- RECORDS TO PROCESS:

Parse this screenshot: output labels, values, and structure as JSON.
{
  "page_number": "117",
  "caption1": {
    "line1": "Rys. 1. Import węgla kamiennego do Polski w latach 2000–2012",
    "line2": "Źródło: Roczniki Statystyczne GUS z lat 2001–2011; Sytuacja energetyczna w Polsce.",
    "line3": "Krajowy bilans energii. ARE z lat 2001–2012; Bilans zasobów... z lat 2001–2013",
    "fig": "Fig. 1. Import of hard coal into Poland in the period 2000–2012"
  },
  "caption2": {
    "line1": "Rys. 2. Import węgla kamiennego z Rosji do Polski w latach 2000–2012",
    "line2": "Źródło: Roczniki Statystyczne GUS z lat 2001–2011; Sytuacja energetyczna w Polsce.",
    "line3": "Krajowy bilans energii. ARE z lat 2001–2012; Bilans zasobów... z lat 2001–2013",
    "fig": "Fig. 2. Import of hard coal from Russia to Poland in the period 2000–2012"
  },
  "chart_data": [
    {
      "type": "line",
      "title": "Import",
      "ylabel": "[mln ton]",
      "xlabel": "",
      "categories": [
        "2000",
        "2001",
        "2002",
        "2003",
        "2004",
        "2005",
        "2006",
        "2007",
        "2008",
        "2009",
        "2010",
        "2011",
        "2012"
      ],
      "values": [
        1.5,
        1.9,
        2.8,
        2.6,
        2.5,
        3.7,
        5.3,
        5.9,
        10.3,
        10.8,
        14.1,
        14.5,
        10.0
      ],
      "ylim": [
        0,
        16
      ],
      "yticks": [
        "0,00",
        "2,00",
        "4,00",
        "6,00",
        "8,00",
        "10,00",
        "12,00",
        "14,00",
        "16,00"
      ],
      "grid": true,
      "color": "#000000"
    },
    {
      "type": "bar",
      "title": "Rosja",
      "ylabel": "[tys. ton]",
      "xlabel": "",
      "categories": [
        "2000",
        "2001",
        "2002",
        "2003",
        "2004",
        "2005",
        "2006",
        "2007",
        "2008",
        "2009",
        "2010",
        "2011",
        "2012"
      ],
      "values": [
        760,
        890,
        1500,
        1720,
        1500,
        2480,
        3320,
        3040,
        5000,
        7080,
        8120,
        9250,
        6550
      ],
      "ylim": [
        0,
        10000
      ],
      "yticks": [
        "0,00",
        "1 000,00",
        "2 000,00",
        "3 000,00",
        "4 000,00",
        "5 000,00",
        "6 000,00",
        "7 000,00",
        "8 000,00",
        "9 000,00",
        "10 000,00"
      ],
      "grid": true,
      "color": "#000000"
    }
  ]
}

- TO DO: All entries shown above should be printed again exactly.

- COMPLETED EXERCISE:
Parse this screenshot: output labels, values, and structure as JSON.
{
  "page_number": "117",
  "caption1": {
    "line1": "Rys. 1. Import węgla kamiennego do Polski w latach 2000–2012",
    "line2": "Źródło: Roczniki Statystyczne GUS z lat 2001–2011; Sytuacja energetyczna w Polsce.",
    "line3": "Krajowy bilans energii. ARE z lat 2001–2012; Bilans zasobów... z lat 2001–2013",
    "fig": "Fig. 1. Import of hard coal into Poland in the period 2000–2012"
  },
  "caption2": {
    "line1": "Rys. 2. Import węgla kamiennego z Rosji do Polski w latach 2000–2012",
    "line2": "Źródło: Roczniki Statystyczne GUS z lat 2001–2011; Sytuacja energetyczna w Polsce.",
    "line3": "Krajowy bilans energii. ARE z lat 2001–2012; Bilans zasobów... z lat 2001–2013",
    "fig": "Fig. 2. Import of hard coal from Russia to Poland in the period 2000–2012"
  },
  "chart_data": [
    {
      "type": "line",
      "title": "Import",
      "ylabel": "[mln ton]",
      "xlabel": "",
      "categories": [
        "2000",
        "2001",
        "2002",
        "2003",
        "2004",
        "2005",
        "2006",
        "2007",
        "2008",
        "2009",
        "2010",
        "2011",
        "2012"
      ],
      "values": [
        1.5,
        1.9,
        2.8,
        2.6,
        2.5,
        3.7,
        5.3,
        5.9,
        10.3,
        10.8,
        14.1,
        14.5,
        10.0
      ],
      "ylim": [
        0,
        16
      ],
      "yticks": [
        "0,00",
        "2,00",
        "4,00",
        "6,00",
        "8,00",
        "10,00",
        "12,00",
        "14,00",
        "16,00"
      ],
      "grid": true,
      "color": "#000000"
    },
    {
      "type": "bar",
      "title": "Rosja",
      "ylabel": "[tys. ton]",
      "xlabel": "",
      "categories": [
        "2000",
        "2001",
        "2002",
        "2003",
        "2004",
        "2005",
        "2006",
        "2007",
        "2008",
        "2009",
        "2010",
        "2011",
        "2012"
      ],
      "values": [
        760,
        890,
        1500,
        1720,
        1500,
        2480,
        3320,
        3040,
        5000,
        7080,
        8120,
        9250,
        6550
      ],
      "ylim": [
        0,
        10000
      ],
      "yticks": [
        "0,00",
        "1 000,00",
        "2 000,00",
        "3 000,00",
        "4 000,00",
        "5 000,00",
        "6 000,00",
        "7 000,00",
        "8 000,00",
        "9 000,00",
        "10 000,00"
      ],
      "grid": true,
      "color": "#000000"
    }
  ]
}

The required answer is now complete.